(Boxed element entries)

______

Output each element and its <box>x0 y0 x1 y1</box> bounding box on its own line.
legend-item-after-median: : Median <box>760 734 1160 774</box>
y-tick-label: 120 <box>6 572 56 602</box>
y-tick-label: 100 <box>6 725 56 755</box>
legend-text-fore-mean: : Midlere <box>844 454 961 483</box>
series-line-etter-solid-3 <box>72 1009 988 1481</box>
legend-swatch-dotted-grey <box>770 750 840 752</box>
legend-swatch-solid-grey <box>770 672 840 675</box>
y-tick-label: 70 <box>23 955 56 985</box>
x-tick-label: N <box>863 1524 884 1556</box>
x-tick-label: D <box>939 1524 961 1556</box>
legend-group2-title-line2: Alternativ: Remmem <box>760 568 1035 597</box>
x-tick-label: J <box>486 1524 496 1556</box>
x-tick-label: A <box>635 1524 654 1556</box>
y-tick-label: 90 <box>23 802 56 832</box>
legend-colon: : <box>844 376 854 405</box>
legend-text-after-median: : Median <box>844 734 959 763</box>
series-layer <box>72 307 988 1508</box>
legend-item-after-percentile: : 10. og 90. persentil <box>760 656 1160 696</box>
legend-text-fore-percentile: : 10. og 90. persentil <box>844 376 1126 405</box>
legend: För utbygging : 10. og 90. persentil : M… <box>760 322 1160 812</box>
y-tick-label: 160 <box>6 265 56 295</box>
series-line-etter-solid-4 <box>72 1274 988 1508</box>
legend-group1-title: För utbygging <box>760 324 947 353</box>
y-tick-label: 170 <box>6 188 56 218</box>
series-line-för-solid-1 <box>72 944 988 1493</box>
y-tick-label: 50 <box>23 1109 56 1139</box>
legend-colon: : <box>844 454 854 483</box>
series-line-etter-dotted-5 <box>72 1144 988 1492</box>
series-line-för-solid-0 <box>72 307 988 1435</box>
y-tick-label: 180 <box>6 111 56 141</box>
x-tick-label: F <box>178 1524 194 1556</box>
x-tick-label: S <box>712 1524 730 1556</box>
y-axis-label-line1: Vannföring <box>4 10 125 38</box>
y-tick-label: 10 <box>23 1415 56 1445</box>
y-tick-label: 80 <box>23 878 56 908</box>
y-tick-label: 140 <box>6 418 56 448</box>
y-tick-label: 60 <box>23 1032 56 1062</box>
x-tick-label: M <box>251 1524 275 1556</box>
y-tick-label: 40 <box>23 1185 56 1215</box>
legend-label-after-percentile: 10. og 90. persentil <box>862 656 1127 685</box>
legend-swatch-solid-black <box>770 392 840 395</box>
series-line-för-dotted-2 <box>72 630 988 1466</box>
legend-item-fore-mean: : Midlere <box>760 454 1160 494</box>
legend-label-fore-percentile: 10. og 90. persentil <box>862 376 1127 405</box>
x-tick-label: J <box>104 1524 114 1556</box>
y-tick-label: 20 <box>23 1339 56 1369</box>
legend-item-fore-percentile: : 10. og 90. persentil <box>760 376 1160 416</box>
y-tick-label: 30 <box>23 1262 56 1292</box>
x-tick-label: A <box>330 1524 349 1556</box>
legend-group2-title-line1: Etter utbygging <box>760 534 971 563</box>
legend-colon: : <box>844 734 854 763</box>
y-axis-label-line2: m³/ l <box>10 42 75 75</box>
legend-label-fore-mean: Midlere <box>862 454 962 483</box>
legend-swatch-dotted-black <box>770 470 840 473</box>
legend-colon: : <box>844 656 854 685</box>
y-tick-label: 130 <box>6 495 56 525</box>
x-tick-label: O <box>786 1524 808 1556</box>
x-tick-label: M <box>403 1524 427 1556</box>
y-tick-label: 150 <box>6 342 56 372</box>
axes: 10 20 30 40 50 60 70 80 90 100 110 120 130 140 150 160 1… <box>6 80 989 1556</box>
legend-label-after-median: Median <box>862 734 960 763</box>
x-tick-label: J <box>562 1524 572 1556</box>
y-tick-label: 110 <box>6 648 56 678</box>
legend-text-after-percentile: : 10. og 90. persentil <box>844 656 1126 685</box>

______

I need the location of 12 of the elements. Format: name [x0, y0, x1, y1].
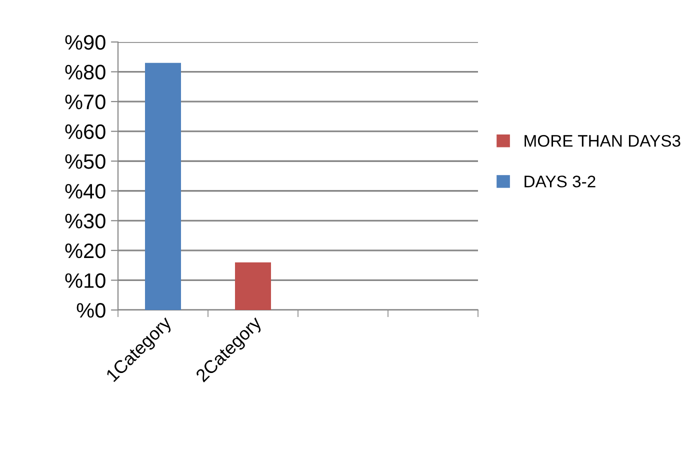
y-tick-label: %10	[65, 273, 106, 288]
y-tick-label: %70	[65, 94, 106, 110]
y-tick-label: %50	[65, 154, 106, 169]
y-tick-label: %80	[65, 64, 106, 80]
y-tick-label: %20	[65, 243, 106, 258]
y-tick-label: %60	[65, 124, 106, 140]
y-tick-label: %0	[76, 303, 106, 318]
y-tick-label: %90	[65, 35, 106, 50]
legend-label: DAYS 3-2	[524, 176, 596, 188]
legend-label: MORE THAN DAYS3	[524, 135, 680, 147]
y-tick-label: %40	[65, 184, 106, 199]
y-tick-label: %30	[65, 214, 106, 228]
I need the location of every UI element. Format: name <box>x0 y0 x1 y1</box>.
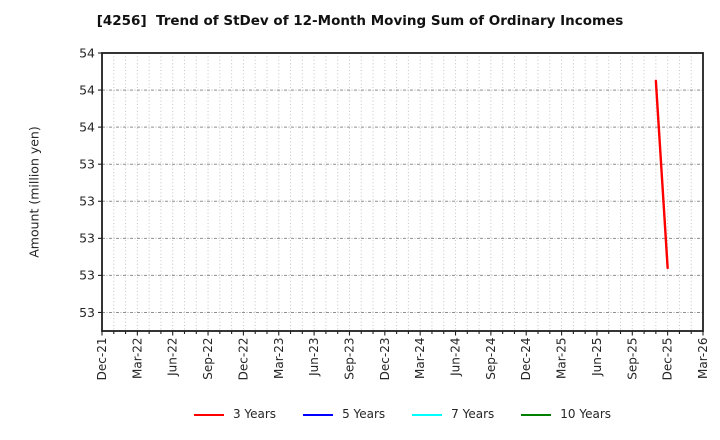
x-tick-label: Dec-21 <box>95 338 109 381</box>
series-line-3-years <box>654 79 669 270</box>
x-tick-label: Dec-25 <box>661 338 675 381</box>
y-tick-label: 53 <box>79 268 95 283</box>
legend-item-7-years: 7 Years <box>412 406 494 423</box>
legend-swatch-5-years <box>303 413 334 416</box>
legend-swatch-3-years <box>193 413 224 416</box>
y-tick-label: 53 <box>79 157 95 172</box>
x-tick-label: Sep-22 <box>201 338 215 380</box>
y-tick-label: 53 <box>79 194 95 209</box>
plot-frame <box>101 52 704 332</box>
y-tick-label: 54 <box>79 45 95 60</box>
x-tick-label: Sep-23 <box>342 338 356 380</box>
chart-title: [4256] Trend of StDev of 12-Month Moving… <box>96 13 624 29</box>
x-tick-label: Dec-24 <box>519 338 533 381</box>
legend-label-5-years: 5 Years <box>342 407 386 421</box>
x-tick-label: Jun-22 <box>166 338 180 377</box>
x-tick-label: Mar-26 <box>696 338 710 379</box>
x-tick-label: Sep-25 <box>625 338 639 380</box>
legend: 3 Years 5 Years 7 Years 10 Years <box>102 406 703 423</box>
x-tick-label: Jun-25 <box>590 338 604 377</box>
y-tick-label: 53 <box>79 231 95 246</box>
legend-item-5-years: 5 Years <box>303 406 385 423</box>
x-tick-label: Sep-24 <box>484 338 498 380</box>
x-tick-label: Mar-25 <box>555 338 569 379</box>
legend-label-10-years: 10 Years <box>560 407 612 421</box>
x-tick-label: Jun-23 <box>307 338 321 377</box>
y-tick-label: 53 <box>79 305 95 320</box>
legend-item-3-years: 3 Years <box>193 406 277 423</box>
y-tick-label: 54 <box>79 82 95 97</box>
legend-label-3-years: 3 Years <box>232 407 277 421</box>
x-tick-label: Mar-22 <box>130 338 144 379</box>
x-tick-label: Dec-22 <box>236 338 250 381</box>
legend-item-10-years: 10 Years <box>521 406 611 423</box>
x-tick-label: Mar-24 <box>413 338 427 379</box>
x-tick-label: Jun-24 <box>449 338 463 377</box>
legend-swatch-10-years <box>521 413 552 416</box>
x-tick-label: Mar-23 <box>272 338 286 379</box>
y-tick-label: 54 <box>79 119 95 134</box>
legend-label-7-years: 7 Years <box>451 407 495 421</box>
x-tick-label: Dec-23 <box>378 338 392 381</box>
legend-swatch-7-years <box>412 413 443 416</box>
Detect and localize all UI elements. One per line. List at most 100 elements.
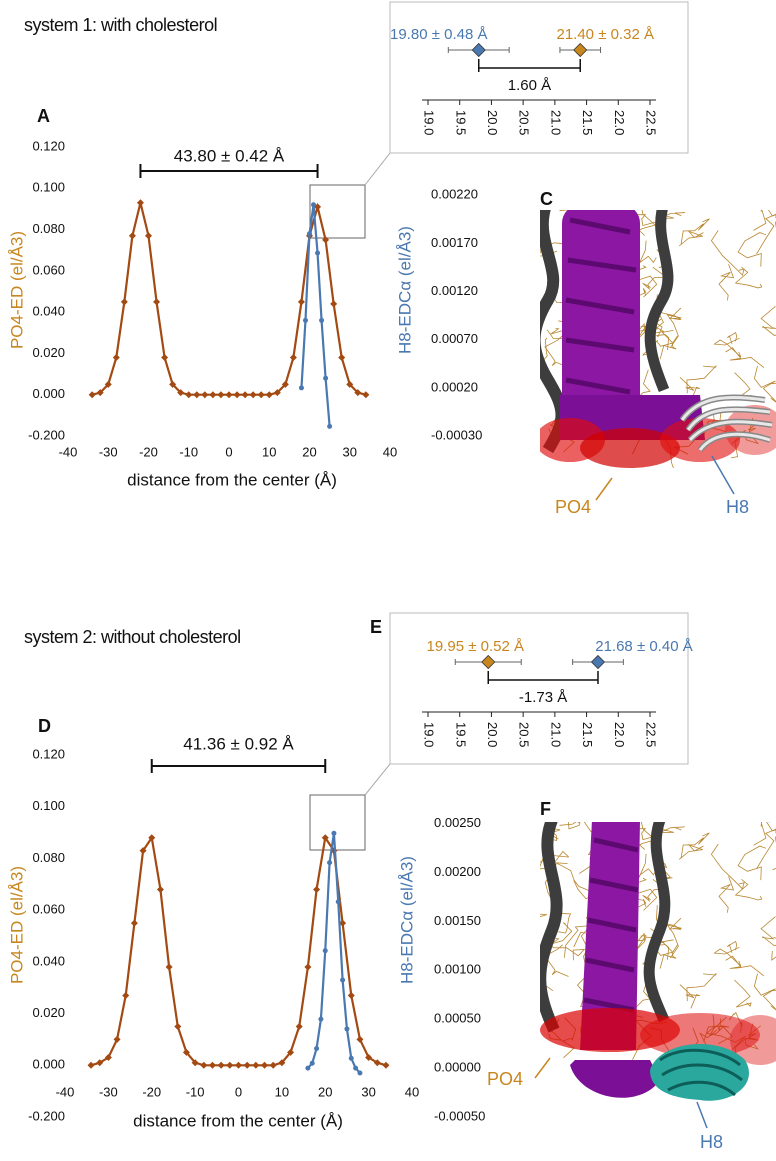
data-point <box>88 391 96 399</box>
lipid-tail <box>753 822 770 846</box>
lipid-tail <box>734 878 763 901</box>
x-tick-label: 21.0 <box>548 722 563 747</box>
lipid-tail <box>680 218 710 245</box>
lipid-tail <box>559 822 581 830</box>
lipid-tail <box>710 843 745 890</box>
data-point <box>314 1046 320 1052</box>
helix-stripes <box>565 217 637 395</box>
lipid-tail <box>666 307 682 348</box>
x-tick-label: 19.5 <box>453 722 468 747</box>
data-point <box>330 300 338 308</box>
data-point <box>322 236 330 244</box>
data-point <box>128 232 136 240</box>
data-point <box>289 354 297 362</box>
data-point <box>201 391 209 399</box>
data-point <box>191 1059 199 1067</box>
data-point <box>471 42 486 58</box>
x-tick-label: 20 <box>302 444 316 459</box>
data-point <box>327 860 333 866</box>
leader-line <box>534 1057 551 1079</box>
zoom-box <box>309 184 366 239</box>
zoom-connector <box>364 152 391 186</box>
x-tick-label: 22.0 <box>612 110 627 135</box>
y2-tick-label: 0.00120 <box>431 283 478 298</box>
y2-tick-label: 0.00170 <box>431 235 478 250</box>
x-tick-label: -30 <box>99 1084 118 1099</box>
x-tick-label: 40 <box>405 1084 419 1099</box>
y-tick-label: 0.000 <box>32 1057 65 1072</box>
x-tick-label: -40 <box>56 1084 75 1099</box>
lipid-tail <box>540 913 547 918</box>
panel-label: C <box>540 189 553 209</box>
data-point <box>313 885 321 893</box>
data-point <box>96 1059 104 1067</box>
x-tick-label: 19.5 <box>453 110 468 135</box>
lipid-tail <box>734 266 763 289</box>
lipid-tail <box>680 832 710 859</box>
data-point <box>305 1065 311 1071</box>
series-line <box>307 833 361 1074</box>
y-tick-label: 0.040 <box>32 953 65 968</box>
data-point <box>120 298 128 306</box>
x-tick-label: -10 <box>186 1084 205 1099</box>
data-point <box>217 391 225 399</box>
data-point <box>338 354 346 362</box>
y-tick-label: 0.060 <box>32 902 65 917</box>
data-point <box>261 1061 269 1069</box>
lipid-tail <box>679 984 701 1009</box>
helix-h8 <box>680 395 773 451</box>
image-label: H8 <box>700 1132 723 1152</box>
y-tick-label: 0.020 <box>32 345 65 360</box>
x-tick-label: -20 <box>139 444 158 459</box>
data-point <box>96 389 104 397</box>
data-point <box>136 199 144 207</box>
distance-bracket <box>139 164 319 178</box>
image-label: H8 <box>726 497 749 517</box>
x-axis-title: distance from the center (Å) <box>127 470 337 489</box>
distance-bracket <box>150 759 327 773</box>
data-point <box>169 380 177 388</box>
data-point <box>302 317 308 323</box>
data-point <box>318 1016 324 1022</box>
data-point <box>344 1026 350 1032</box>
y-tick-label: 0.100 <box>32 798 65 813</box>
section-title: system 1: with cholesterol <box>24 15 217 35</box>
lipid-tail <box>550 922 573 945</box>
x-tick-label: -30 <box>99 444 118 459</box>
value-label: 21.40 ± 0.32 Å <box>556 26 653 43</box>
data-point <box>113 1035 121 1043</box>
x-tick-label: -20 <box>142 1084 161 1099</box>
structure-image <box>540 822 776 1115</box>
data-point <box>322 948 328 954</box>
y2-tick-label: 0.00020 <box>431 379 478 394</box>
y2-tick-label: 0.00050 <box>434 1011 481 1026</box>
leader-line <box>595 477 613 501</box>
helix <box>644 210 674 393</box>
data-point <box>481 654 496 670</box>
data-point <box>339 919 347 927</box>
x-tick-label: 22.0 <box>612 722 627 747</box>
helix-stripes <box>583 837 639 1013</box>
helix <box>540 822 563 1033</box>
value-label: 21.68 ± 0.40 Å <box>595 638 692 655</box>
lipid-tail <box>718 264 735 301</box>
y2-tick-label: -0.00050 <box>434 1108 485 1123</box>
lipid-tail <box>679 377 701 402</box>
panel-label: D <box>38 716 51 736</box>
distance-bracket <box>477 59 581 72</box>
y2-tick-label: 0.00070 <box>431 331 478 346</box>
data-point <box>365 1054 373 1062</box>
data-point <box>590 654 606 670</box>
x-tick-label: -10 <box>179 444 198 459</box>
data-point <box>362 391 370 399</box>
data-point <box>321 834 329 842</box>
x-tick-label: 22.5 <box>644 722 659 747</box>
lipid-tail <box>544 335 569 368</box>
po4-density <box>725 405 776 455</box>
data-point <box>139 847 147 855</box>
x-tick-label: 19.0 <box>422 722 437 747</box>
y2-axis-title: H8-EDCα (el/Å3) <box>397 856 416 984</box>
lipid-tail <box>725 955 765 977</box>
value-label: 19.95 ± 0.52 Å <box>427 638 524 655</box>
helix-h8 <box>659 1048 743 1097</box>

______

=== Job ===
Convert the lines of the material from the one containing "Output each element" through the one containing "legend-swatch-solid-black <box>770 392", inclusive, into a Markdown table with the columns "Row" and "Entry". Number each line in order and leave out any blank lines.

=== Response to the exercise ===
| Row | Entry |
|---|---|
| 1 | Output each element and its <box>x0 y0 x1 y1</box> bounding box on its own line. |
| 2 | legend-item-after-median: : Median <box>760 734 1160 774</box> |
| 3 | y-tick-label: 120 <box>6 572 56 602</box> |
| 4 | y-tick-label: 100 <box>6 725 56 755</box> |
| 5 | legend-text-fore-mean: : Midlere <box>844 454 961 483</box> |
| 6 | series-line-etter-solid-3 <box>72 1009 988 1481</box> |
| 7 | legend-swatch-dotted-grey <box>770 750 840 752</box> |
| 8 | legend-swatch-solid-grey <box>770 672 840 675</box> |
| 9 | y-tick-label: 70 <box>23 955 56 985</box> |
| 10 | x-tick-label: N <box>863 1524 884 1556</box> |
| 11 | x-tick-label: D <box>939 1524 961 1556</box> |
| 12 | legend-group2-title-line2: Alternativ: Remmem <box>760 568 1035 597</box> |
| 13 | x-tick-label: J <box>486 1524 496 1556</box> |
| 14 | x-tick-label: A <box>635 1524 654 1556</box> |
| 15 | y-tick-label: 90 <box>23 802 56 832</box> |
| 16 | legend-colon: : <box>844 376 854 405</box> |
| 17 | legend-text-after-median: : Median <box>844 734 959 763</box> |
| 18 | series-layer <box>72 307 988 1508</box> |
| 19 | legend-item-after-percentile: : 10. og 90. persentil <box>760 656 1160 696</box> |
| 20 | legend-text-fore-percentile: : 10. og 90. persentil <box>844 376 1126 405</box> |
| 21 | legend: För utbygging : 10. og 90. persentil : M… <box>760 322 1160 812</box> |
| 22 | y-tick-label: 160 <box>6 265 56 295</box> |
| 23 | series-line-etter-solid-4 <box>72 1274 988 1508</box> |
| 24 | legend-group1-title: För utbygging <box>760 324 947 353</box> |
| 25 | y-tick-label: 170 <box>6 188 56 218</box> |
| 26 | series-line-för-solid-1 <box>72 944 988 1493</box> |
| 27 | y-tick-label: 50 <box>23 1109 56 1139</box> |
| 28 | legend-colon: : <box>844 454 854 483</box> |
| 29 | series-line-etter-dotted-5 <box>72 1144 988 1492</box> |
| 30 | series-line-för-solid-0 <box>72 307 988 1435</box> |
| 31 | y-tick-label: 180 <box>6 111 56 141</box> |
| 32 | x-tick-label: F <box>178 1524 194 1556</box> |
| 33 | x-tick-label: S <box>712 1524 730 1556</box> |
| 34 | y-axis-label-line1: Vannföring <box>4 10 125 38</box> |
| 35 | y-tick-label: 10 <box>23 1415 56 1445</box> |
| 36 | y-tick-label: 80 <box>23 878 56 908</box> |
| 37 | y-tick-label: 140 <box>6 418 56 448</box> |
| 38 | y-tick-label: 60 <box>23 1032 56 1062</box> |
| 39 | x-tick-label: M <box>251 1524 275 1556</box> |
| 40 | y-tick-label: 40 <box>23 1185 56 1215</box> |
| 41 | legend-label-after-percentile: 10. og 90. persentil <box>862 656 1127 685</box> |
| 42 | legend-swatch-solid-black <box>770 392 840 395</box> |